• Stated problem
Extract all of the entries and set them down verbatim.

[Recorded data]
········

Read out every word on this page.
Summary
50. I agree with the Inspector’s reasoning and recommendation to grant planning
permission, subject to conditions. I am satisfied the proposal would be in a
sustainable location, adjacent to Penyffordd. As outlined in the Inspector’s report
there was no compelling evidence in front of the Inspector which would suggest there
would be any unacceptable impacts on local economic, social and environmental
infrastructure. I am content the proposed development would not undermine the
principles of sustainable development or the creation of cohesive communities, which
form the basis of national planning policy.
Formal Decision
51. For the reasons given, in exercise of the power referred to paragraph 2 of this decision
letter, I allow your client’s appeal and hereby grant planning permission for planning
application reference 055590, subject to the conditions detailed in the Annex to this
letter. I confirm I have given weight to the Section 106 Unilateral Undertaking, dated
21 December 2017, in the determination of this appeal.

········

• Result for this exercise
Read out every word on this page.
Summary
50. I agree with the Inspector’s reasoning and recommendation to grant planning
permission, subject to conditions. I am satisfied the proposal would be in a
sustainable location, adjacent to Penyffordd. As outlined in the Inspector’s report
there was no compelling evidence in front of the Inspector which would suggest there
would be any unacceptable impacts on local economic, social and environmental
infrastructure. I am content the proposed development would not undermine the
principles of sustainable development or the creation of cohesive communities, which
form the basis of national planning policy.
Formal Decision
51. For the reasons given, in exercise of the power referred to paragraph 2 of this decision
letter, I allow your client’s appeal and hereby grant planning permission for planning
application reference 055590, subject to the conditions detailed in the Annex to this
letter. I confirm I have given weight to the Section 106 Unilateral Undertaking, dated
21 December 2017, in the determination of this appeal.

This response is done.